● SHORT TASK: Your task is to retype each line of the data below exactly.

● EXTRACTED RECORDS:
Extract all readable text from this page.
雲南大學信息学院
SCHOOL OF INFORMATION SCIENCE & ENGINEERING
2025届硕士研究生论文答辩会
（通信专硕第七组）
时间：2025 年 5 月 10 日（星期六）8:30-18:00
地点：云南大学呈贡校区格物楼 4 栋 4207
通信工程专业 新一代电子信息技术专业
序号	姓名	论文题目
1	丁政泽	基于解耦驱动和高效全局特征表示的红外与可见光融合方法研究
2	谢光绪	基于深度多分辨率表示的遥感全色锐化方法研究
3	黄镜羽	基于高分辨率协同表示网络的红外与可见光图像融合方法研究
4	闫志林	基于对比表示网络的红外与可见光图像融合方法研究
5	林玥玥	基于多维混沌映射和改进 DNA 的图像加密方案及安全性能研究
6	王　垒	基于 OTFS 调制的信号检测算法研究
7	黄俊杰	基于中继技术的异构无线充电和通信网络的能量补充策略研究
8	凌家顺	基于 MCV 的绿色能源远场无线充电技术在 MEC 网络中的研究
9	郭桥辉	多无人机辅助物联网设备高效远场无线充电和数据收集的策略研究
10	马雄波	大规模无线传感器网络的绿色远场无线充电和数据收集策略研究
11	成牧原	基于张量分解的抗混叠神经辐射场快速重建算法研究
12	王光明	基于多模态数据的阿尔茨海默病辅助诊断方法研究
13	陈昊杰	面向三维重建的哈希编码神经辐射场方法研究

● TASK RESPONSE:
Extract all readable text from this page.
雲南大學信息学院
SCHOOL OF INFORMATION SCIENCE & ENGINEERING
2025届硕士研究生论文答辩会
（通信专硕第七组）
时间：2025 年 5 月 10 日（星期六）8:30-18:00
地点：云南大学呈贡校区格物楼 4 栋 4207
通信工程专业 新一代电子信息技术专业
序号	姓名	论文题目
1	丁政泽	基于解耦驱动和高效全局特征表示的红外与可见光融合方法研究
2	谢光绪	基于深度多分辨率表示的遥感全色锐化方法研究
3	黄镜羽	基于高分辨率协同表示网络的红外与可见光图像融合方法研究
4	闫志林	基于对比表示网络的红外与可见光图像融合方法研究
5	林玥玥	基于多维混沌映射和改进 DNA 的图像加密方案及安全性能研究
6	王　垒	基于 OTFS 调制的信号检测算法研究
7	黄俊杰	基于中继技术的异构无线充电和通信网络的能量补充策略研究
8	凌家顺	基于 MCV 的绿色能源远场无线充电技术在 MEC 网络中的研究
9	郭桥辉	多无人机辅助物联网设备高效远场无线充电和数据收集的策略研究
10	马雄波	大规模无线传感器网络的绿色远场无线充电和数据收集策略研究
11	成牧原	基于张量分解的抗混叠神经辐射场快速重建算法研究
12	王光明	基于多模态数据的阿尔茨海默病辅助诊断方法研究
13	陈昊杰	面向三维重建的哈希编码神经辐射场方法研究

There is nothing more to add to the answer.